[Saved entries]
┌────────
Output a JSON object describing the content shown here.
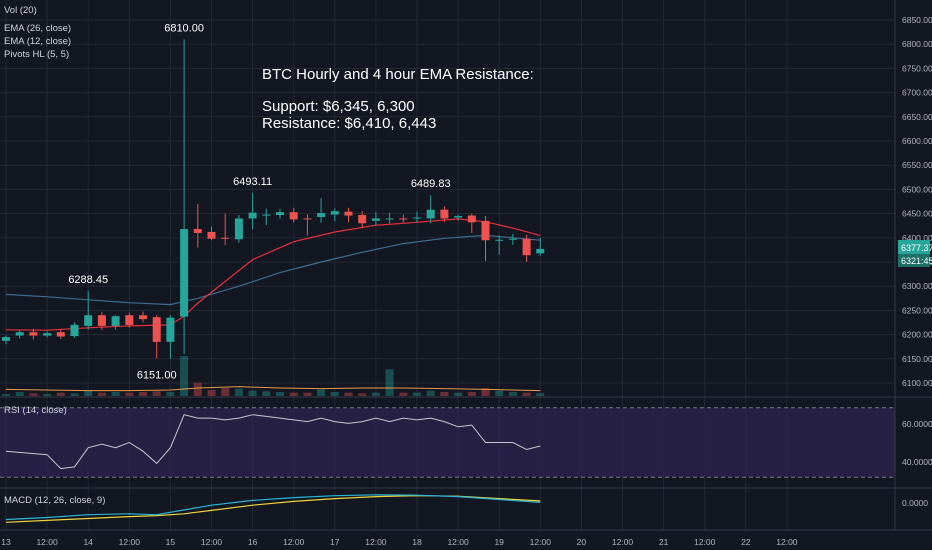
{
  "colors": {
    "background": "#131722",
    "grid": "#242833",
    "up": "#26a69a",
    "down": "#ef5350",
    "ema12": "#e8303a",
    "ema26": "#3c6e91",
    "vol_ma": "#e59a45",
    "rsi_line": "#c8c8d0",
    "rsi_band": "#2e2550",
    "macd_line": "#29b6d8",
    "signal_line": "#f0d43a",
    "price_badge": "#26a69a",
    "text": "#b2b5be"
  },
  "legend": {
    "vol": "Vol (20)",
    "ema26": "EMA (26, close)",
    "ema12": "EMA (12, close)",
    "pivots": "Pivots HL (5, 5)"
  },
  "annotation": {
    "title": "BTC Hourly and 4 hour EMA Resistance:",
    "support": "Support: $6,345, 6,300",
    "resistance": "Resistance: $6,410, 6,443"
  },
  "current_price": {
    "price": "6377.37",
    "countdown": "21:45",
    "prefix": "63"
  },
  "rsi_panel": {
    "label": "RSI (14, close)",
    "ticks": [
      "60.0000",
      "40.0000"
    ]
  },
  "macd_panel": {
    "label": "MACD (12, 26, close, 9)",
    "ticks": [
      "0.0000"
    ]
  },
  "chart_data": {
    "type": "candlestick",
    "price_ticks": [
      6850,
      6800,
      6750,
      6700,
      6650,
      6600,
      6550,
      6500,
      6450,
      6400,
      6350,
      6300,
      6250,
      6200,
      6150,
      6100
    ],
    "price_tick_labels": [
      "6850.00",
      "6800.00",
      "6750.00",
      "6700.00",
      "6650.00",
      "6600.00",
      "6550.00",
      "6500.00",
      "6450.00",
      "6400.00",
      "6350.00",
      "6300.00",
      "6250.00",
      "6200.00",
      "6150.00",
      "6100.00"
    ],
    "x_labels": [
      {
        "t": 0,
        "label": "13"
      },
      {
        "t": 6,
        "label": "12:00"
      },
      {
        "t": 12,
        "label": "14"
      },
      {
        "t": 18,
        "label": "12:00"
      },
      {
        "t": 24,
        "label": "15"
      },
      {
        "t": 30,
        "label": "12:00"
      },
      {
        "t": 36,
        "label": "16"
      },
      {
        "t": 42,
        "label": "12:00"
      },
      {
        "t": 48,
        "label": "17"
      },
      {
        "t": 54,
        "label": "12:00"
      },
      {
        "t": 60,
        "label": "18"
      },
      {
        "t": 66,
        "label": "12:00"
      },
      {
        "t": 72,
        "label": "19"
      },
      {
        "t": 78,
        "label": "12:00"
      },
      {
        "t": 84,
        "label": "20"
      },
      {
        "t": 90,
        "label": "12:00"
      },
      {
        "t": 96,
        "label": "21"
      },
      {
        "t": 102,
        "label": "12:00"
      },
      {
        "t": 108,
        "label": "22"
      },
      {
        "t": 114,
        "label": "12:00"
      }
    ],
    "candles": [
      {
        "t": 0,
        "o": 6187,
        "h": 6198,
        "c": 6195,
        "l": 6180
      },
      {
        "t": 2,
        "o": 6198,
        "h": 6210,
        "c": 6205,
        "l": 6192
      },
      {
        "t": 4,
        "o": 6205,
        "h": 6212,
        "c": 6198,
        "l": 6190
      },
      {
        "t": 6,
        "o": 6198,
        "h": 6207,
        "c": 6203,
        "l": 6194
      },
      {
        "t": 8,
        "o": 6205,
        "h": 6210,
        "c": 6196,
        "l": 6191
      },
      {
        "t": 10,
        "o": 6197,
        "h": 6225,
        "c": 6220,
        "l": 6193
      },
      {
        "t": 12,
        "o": 6218,
        "h": 6290,
        "c": 6240,
        "l": 6210
      },
      {
        "t": 14,
        "o": 6240,
        "h": 6247,
        "c": 6218,
        "l": 6210
      },
      {
        "t": 16,
        "o": 6218,
        "h": 6240,
        "c": 6238,
        "l": 6210
      },
      {
        "t": 18,
        "o": 6240,
        "h": 6245,
        "c": 6220,
        "l": 6214
      },
      {
        "t": 20,
        "o": 6240,
        "h": 6248,
        "c": 6232,
        "l": 6225
      },
      {
        "t": 22,
        "o": 6236,
        "h": 6240,
        "c": 6185,
        "l": 6151
      },
      {
        "t": 24,
        "o": 6185,
        "h": 6240,
        "c": 6235,
        "l": 6150
      },
      {
        "t": 26,
        "o": 6237,
        "h": 6810,
        "c": 6418,
        "l": 6160
      },
      {
        "t": 28,
        "o": 6418,
        "h": 6470,
        "c": 6410,
        "l": 6380
      },
      {
        "t": 30,
        "o": 6412,
        "h": 6423,
        "c": 6398,
        "l": 6395
      },
      {
        "t": 32,
        "o": 6400,
        "h": 6450,
        "c": 6399,
        "l": 6385
      },
      {
        "t": 34,
        "o": 6397,
        "h": 6447,
        "c": 6440,
        "l": 6390
      },
      {
        "t": 36,
        "o": 6440,
        "h": 6493,
        "c": 6452,
        "l": 6418
      },
      {
        "t": 38,
        "o": 6448,
        "h": 6460,
        "c": 6448,
        "l": 6426
      },
      {
        "t": 40,
        "o": 6447,
        "h": 6460,
        "c": 6453,
        "l": 6440
      },
      {
        "t": 42,
        "o": 6453,
        "h": 6462,
        "c": 6438,
        "l": 6432
      },
      {
        "t": 44,
        "o": 6440,
        "h": 6448,
        "c": 6439,
        "l": 6405
      },
      {
        "t": 46,
        "o": 6443,
        "h": 6482,
        "c": 6451,
        "l": 6431
      },
      {
        "t": 48,
        "o": 6448,
        "h": 6461,
        "c": 6455,
        "l": 6434
      },
      {
        "t": 50,
        "o": 6454,
        "h": 6462,
        "c": 6446,
        "l": 6432
      },
      {
        "t": 52,
        "o": 6447,
        "h": 6455,
        "c": 6430,
        "l": 6420
      },
      {
        "t": 54,
        "o": 6435,
        "h": 6453,
        "c": 6440,
        "l": 6425
      },
      {
        "t": 56,
        "o": 6440,
        "h": 6452,
        "c": 6440,
        "l": 6430
      },
      {
        "t": 58,
        "o": 6440,
        "h": 6448,
        "c": 6438,
        "l": 6432
      },
      {
        "t": 60,
        "o": 6440,
        "h": 6454,
        "c": 6442,
        "l": 6432
      },
      {
        "t": 62,
        "o": 6440,
        "h": 6488,
        "c": 6458,
        "l": 6430
      },
      {
        "t": 64,
        "o": 6458,
        "h": 6465,
        "c": 6440,
        "l": 6432
      },
      {
        "t": 66,
        "o": 6442,
        "h": 6448,
        "c": 6445,
        "l": 6436
      },
      {
        "t": 68,
        "o": 6446,
        "h": 6450,
        "c": 6432,
        "l": 6410
      },
      {
        "t": 70,
        "o": 6435,
        "h": 6445,
        "c": 6395,
        "l": 6352
      },
      {
        "t": 72,
        "o": 6395,
        "h": 6405,
        "c": 6396,
        "l": 6365
      },
      {
        "t": 74,
        "o": 6398,
        "h": 6408,
        "c": 6398,
        "l": 6385
      },
      {
        "t": 76,
        "o": 6398,
        "h": 6406,
        "c": 6364,
        "l": 6350
      },
      {
        "t": 78,
        "o": 6368,
        "h": 6400,
        "c": 6377,
        "l": 6363
      }
    ],
    "pivot_labels": [
      {
        "t": 12,
        "value": "6288.45",
        "kind": "high"
      },
      {
        "t": 22,
        "value": "6151.00",
        "kind": "low"
      },
      {
        "t": 26,
        "value": "6810.00",
        "kind": "high"
      },
      {
        "t": 36,
        "value": "6493.11",
        "kind": "high"
      },
      {
        "t": 62,
        "value": "6489.83",
        "kind": "high"
      }
    ],
    "ema12": [
      [
        0,
        6210
      ],
      [
        6,
        6209
      ],
      [
        12,
        6214
      ],
      [
        18,
        6218
      ],
      [
        24,
        6220
      ],
      [
        26,
        6238
      ],
      [
        28,
        6265
      ],
      [
        32,
        6310
      ],
      [
        36,
        6355
      ],
      [
        42,
        6392
      ],
      [
        48,
        6412
      ],
      [
        54,
        6426
      ],
      [
        60,
        6432
      ],
      [
        66,
        6439
      ],
      [
        70,
        6433
      ],
      [
        74,
        6420
      ],
      [
        78,
        6405
      ]
    ],
    "ema26": [
      [
        0,
        6283
      ],
      [
        6,
        6278
      ],
      [
        12,
        6272
      ],
      [
        18,
        6266
      ],
      [
        24,
        6262
      ],
      [
        28,
        6275
      ],
      [
        34,
        6300
      ],
      [
        40,
        6328
      ],
      [
        46,
        6350
      ],
      [
        52,
        6370
      ],
      [
        58,
        6388
      ],
      [
        64,
        6399
      ],
      [
        70,
        6405
      ],
      [
        74,
        6400
      ],
      [
        78,
        6395
      ]
    ],
    "volume": [
      3,
      6,
      4,
      3,
      5,
      4,
      8,
      5,
      6,
      5,
      6,
      7,
      6,
      60,
      20,
      9,
      12,
      11,
      8,
      7,
      6,
      5,
      5,
      10,
      6,
      5,
      4,
      5,
      40,
      5,
      5,
      8,
      6,
      5,
      6,
      12,
      8,
      6,
      5,
      4
    ],
    "volume_ma": [
      [
        0,
        10
      ],
      [
        6,
        9
      ],
      [
        12,
        8
      ],
      [
        18,
        8
      ],
      [
        24,
        9
      ],
      [
        28,
        12
      ],
      [
        34,
        14
      ],
      [
        40,
        12
      ],
      [
        46,
        11
      ],
      [
        52,
        12
      ],
      [
        58,
        12
      ],
      [
        64,
        11
      ],
      [
        70,
        10
      ],
      [
        74,
        9
      ],
      [
        78,
        8
      ]
    ],
    "rsi": [
      [
        0,
        45
      ],
      [
        6,
        43
      ],
      [
        8,
        35
      ],
      [
        10,
        36
      ],
      [
        12,
        47
      ],
      [
        14,
        49
      ],
      [
        16,
        47
      ],
      [
        18,
        50
      ],
      [
        20,
        45
      ],
      [
        22,
        38
      ],
      [
        24,
        47
      ],
      [
        26,
        66
      ],
      [
        28,
        64
      ],
      [
        30,
        64
      ],
      [
        32,
        63
      ],
      [
        34,
        64
      ],
      [
        36,
        66
      ],
      [
        38,
        65
      ],
      [
        40,
        64
      ],
      [
        42,
        63
      ],
      [
        44,
        62
      ],
      [
        46,
        64
      ],
      [
        48,
        62
      ],
      [
        50,
        61
      ],
      [
        52,
        62
      ],
      [
        54,
        64
      ],
      [
        56,
        62
      ],
      [
        58,
        64
      ],
      [
        60,
        63
      ],
      [
        62,
        64
      ],
      [
        64,
        62
      ],
      [
        66,
        59
      ],
      [
        68,
        60
      ],
      [
        70,
        50
      ],
      [
        72,
        50
      ],
      [
        74,
        50
      ],
      [
        76,
        46
      ],
      [
        78,
        48
      ]
    ],
    "rsi_ylim": [
      25,
      75
    ],
    "macd": [
      [
        0,
        -22
      ],
      [
        6,
        -18
      ],
      [
        12,
        -12
      ],
      [
        18,
        -10
      ],
      [
        22,
        -12
      ],
      [
        26,
        -2
      ],
      [
        30,
        8
      ],
      [
        36,
        18
      ],
      [
        42,
        24
      ],
      [
        48,
        28
      ],
      [
        54,
        30
      ],
      [
        60,
        29
      ],
      [
        66,
        26
      ],
      [
        72,
        20
      ],
      [
        78,
        14
      ]
    ],
    "signal": [
      [
        0,
        -28
      ],
      [
        6,
        -24
      ],
      [
        12,
        -20
      ],
      [
        18,
        -16
      ],
      [
        22,
        -14
      ],
      [
        26,
        -10
      ],
      [
        30,
        -3
      ],
      [
        36,
        8
      ],
      [
        42,
        16
      ],
      [
        48,
        22
      ],
      [
        54,
        26
      ],
      [
        60,
        28
      ],
      [
        66,
        27
      ],
      [
        72,
        22
      ],
      [
        78,
        17
      ]
    ],
    "macd_ylim": [
      -40,
      40
    ]
  }
}
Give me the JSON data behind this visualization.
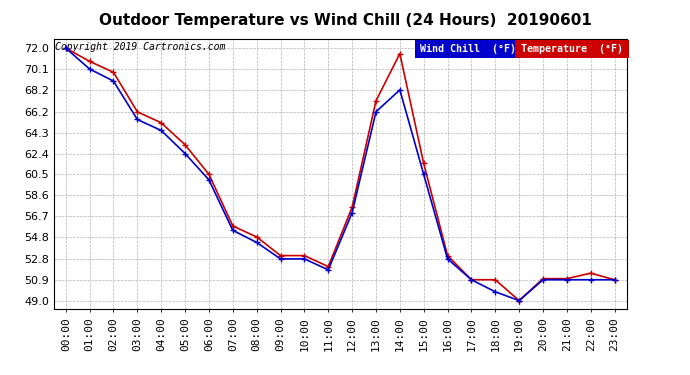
{
  "title": "Outdoor Temperature vs Wind Chill (24 Hours)  20190601",
  "copyright": "Copyright 2019 Cartronics.com",
  "x_labels": [
    "00:00",
    "01:00",
    "02:00",
    "03:00",
    "04:00",
    "05:00",
    "06:00",
    "07:00",
    "08:00",
    "09:00",
    "10:00",
    "11:00",
    "12:00",
    "13:00",
    "14:00",
    "15:00",
    "16:00",
    "17:00",
    "18:00",
    "19:00",
    "20:00",
    "21:00",
    "22:00",
    "23:00"
  ],
  "temperature": [
    72.0,
    70.8,
    69.8,
    66.2,
    65.2,
    63.2,
    60.5,
    55.8,
    54.8,
    53.1,
    53.1,
    52.1,
    57.5,
    67.2,
    71.5,
    61.5,
    53.1,
    50.9,
    50.9,
    49.0,
    51.0,
    51.0,
    51.5,
    50.9
  ],
  "wind_chill": [
    72.0,
    70.1,
    69.0,
    65.5,
    64.5,
    62.4,
    60.0,
    55.4,
    54.3,
    52.8,
    52.8,
    51.8,
    57.0,
    66.2,
    68.2,
    60.5,
    52.8,
    50.9,
    49.8,
    49.0,
    50.9,
    50.9,
    50.9,
    50.9
  ],
  "y_ticks": [
    49.0,
    50.9,
    52.8,
    54.8,
    56.7,
    58.6,
    60.5,
    62.4,
    64.3,
    66.2,
    68.2,
    70.1,
    72.0
  ],
  "ylim": [
    48.2,
    72.8
  ],
  "temp_color": "#cc0000",
  "wind_color": "#0000cc",
  "bg_color": "#ffffff",
  "grid_color": "#aaaaaa",
  "title_fontsize": 11,
  "axis_fontsize": 8,
  "copyright_fontsize": 7
}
└────────
__Written task__: Gather all lines where the word "Resistance" appears.

__Task answer__:
    "title": "BTC Hourly and 4 hour EMA Resistance:",
    "resistance": "Resistance: $6,410, 6,443"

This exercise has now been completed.